======== Input data ========

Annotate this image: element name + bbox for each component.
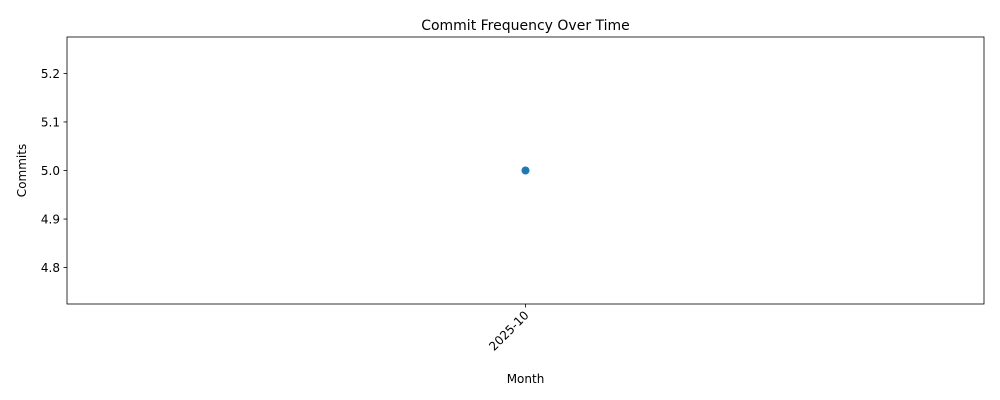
y-tick-label: 4.8 <box>41 261 60 275</box>
y-tick-label: 5.1 <box>41 115 60 129</box>
chart-title: Commit Frequency Over Time <box>421 18 630 34</box>
y-axis-ticks: 4.8 4.9 5.0 5.1 5.2 <box>41 67 67 275</box>
y-axis-label: Commits <box>15 144 29 197</box>
x-axis-label: Month <box>507 372 545 386</box>
data-point <box>521 166 530 175</box>
y-tick-label: 4.9 <box>41 213 60 227</box>
y-tick-label: 5.2 <box>41 67 60 81</box>
y-tick-label: 5.0 <box>41 164 60 178</box>
series-layer <box>521 166 530 175</box>
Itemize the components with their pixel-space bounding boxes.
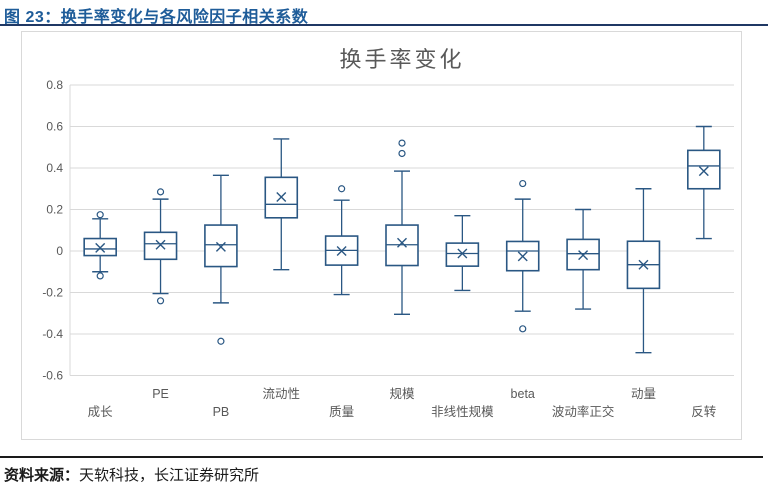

========

◆ What to do
Please copy the data above word for word, leaving out the pictures.

◆ Final answer
Annotate this image: element name + bbox for each component.
y-tick-label: 4.8 <box>41 261 60 275</box>
y-tick-label: 5.1 <box>41 115 60 129</box>
chart-title: Commit Frequency Over Time <box>421 18 630 34</box>
y-axis-ticks: 4.8 4.9 5.0 5.1 5.2 <box>41 67 67 275</box>
y-axis-label: Commits <box>15 144 29 197</box>
x-axis-label: Month <box>507 372 545 386</box>
data-point <box>521 166 530 175</box>
y-tick-label: 4.9 <box>41 213 60 227</box>
y-tick-label: 5.2 <box>41 67 60 81</box>
y-tick-label: 5.0 <box>41 164 60 178</box>
series-layer <box>521 166 530 175</box>
Itemize the components with their pixel-space bounding boxes.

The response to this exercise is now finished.